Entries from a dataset
☆ ☆ ☆ ☆ ☆ ☆ ☆

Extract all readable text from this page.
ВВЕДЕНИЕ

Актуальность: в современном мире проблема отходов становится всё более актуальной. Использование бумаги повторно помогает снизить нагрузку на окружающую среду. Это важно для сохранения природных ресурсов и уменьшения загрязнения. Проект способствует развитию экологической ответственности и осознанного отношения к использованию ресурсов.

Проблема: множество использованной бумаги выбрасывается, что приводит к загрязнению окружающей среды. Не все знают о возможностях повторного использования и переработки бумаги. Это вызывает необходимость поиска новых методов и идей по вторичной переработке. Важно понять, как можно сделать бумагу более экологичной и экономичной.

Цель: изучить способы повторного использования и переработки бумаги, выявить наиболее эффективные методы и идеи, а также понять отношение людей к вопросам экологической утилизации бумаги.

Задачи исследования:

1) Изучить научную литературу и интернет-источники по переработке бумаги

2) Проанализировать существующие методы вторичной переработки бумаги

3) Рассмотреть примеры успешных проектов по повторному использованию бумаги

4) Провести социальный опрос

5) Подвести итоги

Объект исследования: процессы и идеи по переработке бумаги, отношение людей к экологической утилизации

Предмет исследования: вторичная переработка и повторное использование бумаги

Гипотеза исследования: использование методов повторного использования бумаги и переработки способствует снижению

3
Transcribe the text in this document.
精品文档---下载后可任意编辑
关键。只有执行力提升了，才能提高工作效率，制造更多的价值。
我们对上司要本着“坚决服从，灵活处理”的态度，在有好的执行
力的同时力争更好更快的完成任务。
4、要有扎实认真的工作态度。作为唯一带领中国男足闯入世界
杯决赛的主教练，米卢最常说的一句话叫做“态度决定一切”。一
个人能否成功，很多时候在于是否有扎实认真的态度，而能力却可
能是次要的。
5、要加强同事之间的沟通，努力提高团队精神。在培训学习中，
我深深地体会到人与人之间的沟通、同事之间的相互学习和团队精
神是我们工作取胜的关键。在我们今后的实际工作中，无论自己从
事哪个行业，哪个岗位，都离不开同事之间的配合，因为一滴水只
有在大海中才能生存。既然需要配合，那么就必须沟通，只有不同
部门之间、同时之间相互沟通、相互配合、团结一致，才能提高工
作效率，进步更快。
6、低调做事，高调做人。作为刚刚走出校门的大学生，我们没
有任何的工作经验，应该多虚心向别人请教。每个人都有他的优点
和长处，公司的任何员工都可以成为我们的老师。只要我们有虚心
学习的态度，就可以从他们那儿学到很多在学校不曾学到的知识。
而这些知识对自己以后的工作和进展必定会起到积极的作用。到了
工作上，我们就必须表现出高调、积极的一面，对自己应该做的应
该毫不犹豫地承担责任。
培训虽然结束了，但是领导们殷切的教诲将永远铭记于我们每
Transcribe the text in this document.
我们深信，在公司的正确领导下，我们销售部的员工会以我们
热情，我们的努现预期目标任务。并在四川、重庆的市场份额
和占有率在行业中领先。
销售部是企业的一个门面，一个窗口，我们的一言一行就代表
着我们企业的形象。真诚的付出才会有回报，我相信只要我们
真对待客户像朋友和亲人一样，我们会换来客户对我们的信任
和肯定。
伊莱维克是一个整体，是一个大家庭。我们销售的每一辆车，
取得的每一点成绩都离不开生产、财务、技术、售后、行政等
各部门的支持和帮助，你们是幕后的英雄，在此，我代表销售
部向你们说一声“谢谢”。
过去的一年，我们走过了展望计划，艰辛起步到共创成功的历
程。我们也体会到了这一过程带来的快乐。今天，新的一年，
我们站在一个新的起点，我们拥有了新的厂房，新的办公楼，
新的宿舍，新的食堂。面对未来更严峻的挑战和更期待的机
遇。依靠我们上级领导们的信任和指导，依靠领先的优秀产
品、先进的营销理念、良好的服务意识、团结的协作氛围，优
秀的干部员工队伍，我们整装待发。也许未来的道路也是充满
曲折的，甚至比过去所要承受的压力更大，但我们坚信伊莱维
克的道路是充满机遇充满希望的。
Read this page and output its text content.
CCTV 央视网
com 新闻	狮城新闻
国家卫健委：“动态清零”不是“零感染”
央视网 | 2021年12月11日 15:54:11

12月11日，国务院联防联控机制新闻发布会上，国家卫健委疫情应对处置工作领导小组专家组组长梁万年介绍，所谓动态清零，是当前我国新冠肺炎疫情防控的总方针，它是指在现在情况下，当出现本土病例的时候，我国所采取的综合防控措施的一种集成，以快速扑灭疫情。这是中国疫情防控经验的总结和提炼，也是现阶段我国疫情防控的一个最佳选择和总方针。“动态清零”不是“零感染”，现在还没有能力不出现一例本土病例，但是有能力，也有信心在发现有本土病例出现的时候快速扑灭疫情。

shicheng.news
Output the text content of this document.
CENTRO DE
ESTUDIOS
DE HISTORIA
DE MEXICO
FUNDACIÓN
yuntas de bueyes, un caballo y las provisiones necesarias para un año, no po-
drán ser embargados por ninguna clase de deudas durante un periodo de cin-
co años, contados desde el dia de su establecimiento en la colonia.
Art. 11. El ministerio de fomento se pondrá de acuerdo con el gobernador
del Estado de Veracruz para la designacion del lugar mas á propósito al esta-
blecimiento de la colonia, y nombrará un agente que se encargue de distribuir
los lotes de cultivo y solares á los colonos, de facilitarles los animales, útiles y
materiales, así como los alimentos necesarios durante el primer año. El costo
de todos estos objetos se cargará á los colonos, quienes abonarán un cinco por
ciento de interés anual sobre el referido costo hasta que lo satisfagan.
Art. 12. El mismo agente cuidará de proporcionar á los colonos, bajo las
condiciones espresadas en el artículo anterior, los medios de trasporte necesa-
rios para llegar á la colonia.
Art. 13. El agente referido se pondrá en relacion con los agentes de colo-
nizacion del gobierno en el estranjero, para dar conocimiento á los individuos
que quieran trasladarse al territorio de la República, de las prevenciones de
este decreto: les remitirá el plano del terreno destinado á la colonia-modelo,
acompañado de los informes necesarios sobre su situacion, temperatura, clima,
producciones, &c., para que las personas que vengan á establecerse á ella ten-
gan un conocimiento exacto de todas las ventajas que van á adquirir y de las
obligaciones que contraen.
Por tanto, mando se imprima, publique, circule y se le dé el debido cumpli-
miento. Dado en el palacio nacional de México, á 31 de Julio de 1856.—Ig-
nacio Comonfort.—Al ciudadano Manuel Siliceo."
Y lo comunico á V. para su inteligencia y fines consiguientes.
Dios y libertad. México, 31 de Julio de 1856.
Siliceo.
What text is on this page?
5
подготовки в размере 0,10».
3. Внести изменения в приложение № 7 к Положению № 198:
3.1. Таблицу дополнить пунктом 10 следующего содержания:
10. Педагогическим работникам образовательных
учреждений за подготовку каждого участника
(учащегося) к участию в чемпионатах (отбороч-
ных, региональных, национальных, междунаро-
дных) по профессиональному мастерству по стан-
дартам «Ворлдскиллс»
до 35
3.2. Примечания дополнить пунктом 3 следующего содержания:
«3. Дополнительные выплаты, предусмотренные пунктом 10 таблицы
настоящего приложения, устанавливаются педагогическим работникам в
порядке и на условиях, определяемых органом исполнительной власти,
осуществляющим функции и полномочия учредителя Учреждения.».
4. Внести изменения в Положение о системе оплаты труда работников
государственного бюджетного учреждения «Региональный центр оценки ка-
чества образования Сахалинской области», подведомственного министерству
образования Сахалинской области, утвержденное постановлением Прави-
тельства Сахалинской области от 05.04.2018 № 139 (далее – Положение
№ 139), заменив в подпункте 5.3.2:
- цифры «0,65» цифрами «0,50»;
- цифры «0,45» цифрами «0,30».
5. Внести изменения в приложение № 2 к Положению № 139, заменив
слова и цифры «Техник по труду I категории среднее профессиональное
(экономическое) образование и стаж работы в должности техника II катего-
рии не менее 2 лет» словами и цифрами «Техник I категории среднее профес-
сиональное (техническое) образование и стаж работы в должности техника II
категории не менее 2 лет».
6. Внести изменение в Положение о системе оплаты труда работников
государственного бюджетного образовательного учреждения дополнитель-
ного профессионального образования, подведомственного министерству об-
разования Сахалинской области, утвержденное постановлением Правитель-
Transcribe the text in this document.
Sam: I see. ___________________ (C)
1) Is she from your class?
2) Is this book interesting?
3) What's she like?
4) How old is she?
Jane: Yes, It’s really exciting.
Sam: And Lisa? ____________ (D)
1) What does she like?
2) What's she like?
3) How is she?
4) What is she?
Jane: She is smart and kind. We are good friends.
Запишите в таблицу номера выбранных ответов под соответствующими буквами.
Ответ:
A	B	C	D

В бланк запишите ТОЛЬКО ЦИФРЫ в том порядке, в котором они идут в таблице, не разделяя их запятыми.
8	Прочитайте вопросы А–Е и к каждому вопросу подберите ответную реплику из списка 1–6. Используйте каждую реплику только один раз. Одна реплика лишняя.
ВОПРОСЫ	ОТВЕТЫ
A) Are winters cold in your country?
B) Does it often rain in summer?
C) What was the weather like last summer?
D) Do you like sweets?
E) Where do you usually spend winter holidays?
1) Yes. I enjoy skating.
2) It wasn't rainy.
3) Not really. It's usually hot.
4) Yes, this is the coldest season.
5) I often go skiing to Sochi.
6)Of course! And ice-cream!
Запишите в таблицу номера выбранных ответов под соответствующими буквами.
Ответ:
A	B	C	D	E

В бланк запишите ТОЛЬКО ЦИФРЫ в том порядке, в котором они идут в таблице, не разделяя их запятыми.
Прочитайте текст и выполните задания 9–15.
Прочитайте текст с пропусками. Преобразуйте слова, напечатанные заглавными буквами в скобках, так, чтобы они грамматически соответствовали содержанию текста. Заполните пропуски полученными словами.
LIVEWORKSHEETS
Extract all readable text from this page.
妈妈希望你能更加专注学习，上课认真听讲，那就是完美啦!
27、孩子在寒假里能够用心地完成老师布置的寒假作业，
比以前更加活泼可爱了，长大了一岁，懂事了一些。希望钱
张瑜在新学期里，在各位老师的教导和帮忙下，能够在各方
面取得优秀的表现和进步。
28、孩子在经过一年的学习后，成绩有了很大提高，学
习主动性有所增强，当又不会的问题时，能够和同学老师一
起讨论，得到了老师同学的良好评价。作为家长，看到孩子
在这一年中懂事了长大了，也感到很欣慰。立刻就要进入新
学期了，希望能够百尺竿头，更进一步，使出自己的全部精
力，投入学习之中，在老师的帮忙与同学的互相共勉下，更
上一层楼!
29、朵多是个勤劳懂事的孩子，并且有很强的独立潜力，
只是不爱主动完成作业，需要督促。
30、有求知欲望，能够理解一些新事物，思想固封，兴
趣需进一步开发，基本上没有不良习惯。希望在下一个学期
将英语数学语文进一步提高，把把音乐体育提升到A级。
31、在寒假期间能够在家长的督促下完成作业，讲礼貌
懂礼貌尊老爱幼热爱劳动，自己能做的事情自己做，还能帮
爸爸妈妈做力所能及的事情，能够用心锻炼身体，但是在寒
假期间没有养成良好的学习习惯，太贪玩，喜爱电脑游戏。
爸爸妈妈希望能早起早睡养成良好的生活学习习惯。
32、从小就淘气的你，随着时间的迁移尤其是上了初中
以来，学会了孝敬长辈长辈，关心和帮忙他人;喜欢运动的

☆ ☆ ☆ ☆ ☆ ☆ ☆

*Short task*
State the count of lines holding the string "Julio" in the listing above, and nothing else.

*Solved exercise*
2